• Set task:
Answer with a single number: the count of lines that hold "name".
>> Begin
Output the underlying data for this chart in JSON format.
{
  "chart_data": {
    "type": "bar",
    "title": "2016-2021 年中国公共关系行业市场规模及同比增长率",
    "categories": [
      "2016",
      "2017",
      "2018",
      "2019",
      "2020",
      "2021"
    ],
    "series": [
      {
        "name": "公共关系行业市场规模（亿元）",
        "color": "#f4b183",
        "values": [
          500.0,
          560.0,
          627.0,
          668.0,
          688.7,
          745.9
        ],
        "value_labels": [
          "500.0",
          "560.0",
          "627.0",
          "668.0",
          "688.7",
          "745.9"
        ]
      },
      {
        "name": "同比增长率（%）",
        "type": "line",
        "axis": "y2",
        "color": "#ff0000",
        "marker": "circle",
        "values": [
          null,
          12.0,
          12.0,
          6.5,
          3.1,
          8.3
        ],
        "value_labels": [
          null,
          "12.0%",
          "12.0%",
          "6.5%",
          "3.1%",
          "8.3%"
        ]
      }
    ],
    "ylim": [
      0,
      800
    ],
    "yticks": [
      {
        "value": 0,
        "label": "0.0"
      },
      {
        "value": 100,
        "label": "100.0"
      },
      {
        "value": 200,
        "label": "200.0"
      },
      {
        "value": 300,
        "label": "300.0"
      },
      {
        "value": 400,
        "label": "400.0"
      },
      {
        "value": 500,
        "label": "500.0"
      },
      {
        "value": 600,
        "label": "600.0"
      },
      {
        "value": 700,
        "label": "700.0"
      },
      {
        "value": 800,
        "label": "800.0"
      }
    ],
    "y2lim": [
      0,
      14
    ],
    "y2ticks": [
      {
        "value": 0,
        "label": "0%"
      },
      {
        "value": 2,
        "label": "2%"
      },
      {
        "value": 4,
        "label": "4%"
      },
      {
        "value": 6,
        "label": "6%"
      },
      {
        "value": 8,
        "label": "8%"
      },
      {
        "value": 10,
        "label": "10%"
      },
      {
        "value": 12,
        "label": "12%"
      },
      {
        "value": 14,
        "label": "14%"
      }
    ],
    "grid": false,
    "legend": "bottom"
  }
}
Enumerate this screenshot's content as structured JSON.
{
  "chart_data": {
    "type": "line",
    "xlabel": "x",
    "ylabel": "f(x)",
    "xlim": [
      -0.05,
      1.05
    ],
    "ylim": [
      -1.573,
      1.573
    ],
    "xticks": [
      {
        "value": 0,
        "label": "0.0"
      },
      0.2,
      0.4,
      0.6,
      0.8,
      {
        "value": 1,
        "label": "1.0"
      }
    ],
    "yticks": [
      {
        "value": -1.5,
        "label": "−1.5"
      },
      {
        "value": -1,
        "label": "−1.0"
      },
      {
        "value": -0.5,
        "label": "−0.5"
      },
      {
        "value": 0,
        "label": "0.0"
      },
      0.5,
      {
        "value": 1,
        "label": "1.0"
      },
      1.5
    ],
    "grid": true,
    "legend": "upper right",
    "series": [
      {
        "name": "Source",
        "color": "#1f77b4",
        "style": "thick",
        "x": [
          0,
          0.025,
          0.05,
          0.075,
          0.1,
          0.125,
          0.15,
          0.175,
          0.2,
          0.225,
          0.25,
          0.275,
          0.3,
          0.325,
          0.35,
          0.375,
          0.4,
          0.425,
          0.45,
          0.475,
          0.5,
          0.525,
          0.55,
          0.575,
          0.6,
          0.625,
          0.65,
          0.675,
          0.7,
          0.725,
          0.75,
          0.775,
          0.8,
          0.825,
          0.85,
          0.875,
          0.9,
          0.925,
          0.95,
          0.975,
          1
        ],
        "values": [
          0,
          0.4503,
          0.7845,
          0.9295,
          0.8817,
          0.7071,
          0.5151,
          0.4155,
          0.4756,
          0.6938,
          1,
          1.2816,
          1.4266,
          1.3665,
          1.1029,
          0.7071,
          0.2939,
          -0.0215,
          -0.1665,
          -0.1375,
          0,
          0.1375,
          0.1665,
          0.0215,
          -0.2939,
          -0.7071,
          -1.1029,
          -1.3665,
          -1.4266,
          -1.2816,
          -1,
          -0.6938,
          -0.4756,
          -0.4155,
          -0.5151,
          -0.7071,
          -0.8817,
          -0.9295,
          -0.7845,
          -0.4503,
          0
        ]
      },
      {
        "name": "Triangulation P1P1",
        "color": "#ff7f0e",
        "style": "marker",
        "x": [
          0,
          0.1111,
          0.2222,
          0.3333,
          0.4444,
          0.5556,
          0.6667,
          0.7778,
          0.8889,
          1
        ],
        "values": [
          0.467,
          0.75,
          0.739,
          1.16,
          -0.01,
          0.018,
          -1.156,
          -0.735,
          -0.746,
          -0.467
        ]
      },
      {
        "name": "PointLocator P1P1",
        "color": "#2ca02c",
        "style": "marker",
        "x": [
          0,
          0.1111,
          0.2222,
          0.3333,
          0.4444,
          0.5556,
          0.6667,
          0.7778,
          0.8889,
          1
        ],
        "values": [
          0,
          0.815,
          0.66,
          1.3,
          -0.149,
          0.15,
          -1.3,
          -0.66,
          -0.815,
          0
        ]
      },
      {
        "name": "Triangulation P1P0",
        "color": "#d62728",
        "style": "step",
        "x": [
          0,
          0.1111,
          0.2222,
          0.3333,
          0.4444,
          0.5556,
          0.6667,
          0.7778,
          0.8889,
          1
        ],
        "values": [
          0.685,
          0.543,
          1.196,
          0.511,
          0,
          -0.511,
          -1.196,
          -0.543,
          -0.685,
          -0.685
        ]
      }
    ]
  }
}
>> End
• Written solution:
6